Task statement:
Repeat every record below exactly as it appears.

--- Records supplied ---

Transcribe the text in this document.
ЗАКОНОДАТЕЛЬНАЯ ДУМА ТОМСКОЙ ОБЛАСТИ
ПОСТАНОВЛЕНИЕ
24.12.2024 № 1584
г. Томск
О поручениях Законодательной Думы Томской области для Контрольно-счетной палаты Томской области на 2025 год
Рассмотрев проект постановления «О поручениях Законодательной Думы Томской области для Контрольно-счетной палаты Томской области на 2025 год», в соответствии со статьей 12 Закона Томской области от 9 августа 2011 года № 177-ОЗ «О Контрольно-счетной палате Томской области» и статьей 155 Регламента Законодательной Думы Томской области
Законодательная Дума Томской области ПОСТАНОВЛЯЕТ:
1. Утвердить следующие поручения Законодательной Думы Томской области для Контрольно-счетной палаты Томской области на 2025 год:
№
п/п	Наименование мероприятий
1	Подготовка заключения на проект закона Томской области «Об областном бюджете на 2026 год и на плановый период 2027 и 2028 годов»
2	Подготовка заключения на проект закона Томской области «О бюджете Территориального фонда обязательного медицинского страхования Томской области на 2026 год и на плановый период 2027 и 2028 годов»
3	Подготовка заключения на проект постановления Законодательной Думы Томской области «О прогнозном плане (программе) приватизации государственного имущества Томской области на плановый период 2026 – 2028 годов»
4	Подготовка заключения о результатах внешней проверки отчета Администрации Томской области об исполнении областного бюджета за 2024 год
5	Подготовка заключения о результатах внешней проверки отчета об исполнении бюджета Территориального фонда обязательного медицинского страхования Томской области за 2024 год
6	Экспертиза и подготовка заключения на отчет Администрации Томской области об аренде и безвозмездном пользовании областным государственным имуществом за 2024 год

---

Solution to the problem:
Transcribe the text in this document.
ЗАКОНОДАТЕЛЬНАЯ ДУМА ТОМСКОЙ ОБЛАСТИ
ПОСТАНОВЛЕНИЕ
24.12.2024 № 1584
г. Томск
О поручениях Законодательной Думы Томской области для Контрольно-счетной палаты Томской области на 2025 год
Рассмотрев проект постановления «О поручениях Законодательной Думы Томской области для Контрольно-счетной палаты Томской области на 2025 год», в соответствии со статьей 12 Закона Томской области от 9 августа 2011 года № 177-ОЗ «О Контрольно-счетной палате Томской области» и статьей 155 Регламента Законодательной Думы Томской области
Законодательная Дума Томской области ПОСТАНОВЛЯЕТ:
1. Утвердить следующие поручения Законодательной Думы Томской области для Контрольно-счетной палаты Томской области на 2025 год:
№
п/п	Наименование мероприятий
1	Подготовка заключения на проект закона Томской области «Об областном бюджете на 2026 год и на плановый период 2027 и 2028 годов»
2	Подготовка заключения на проект закона Томской области «О бюджете Территориального фонда обязательного медицинского страхования Томской области на 2026 год и на плановый период 2027 и 2028 годов»
3	Подготовка заключения на проект постановления Законодательной Думы Томской области «О прогнозном плане (программе) приватизации государственного имущества Томской области на плановый период 2026 – 2028 годов»
4	Подготовка заключения о результатах внешней проверки отчета Администрации Томской области об исполнении областного бюджета за 2024 год
5	Подготовка заключения о результатах внешней проверки отчета об исполнении бюджета Территориального фонда обязательного медицинского страхования Томской области за 2024 год
6	Экспертиза и подготовка заключения на отчет Администрации Томской области об аренде и безвозмездном пользовании областным государственным имуществом за 2024 год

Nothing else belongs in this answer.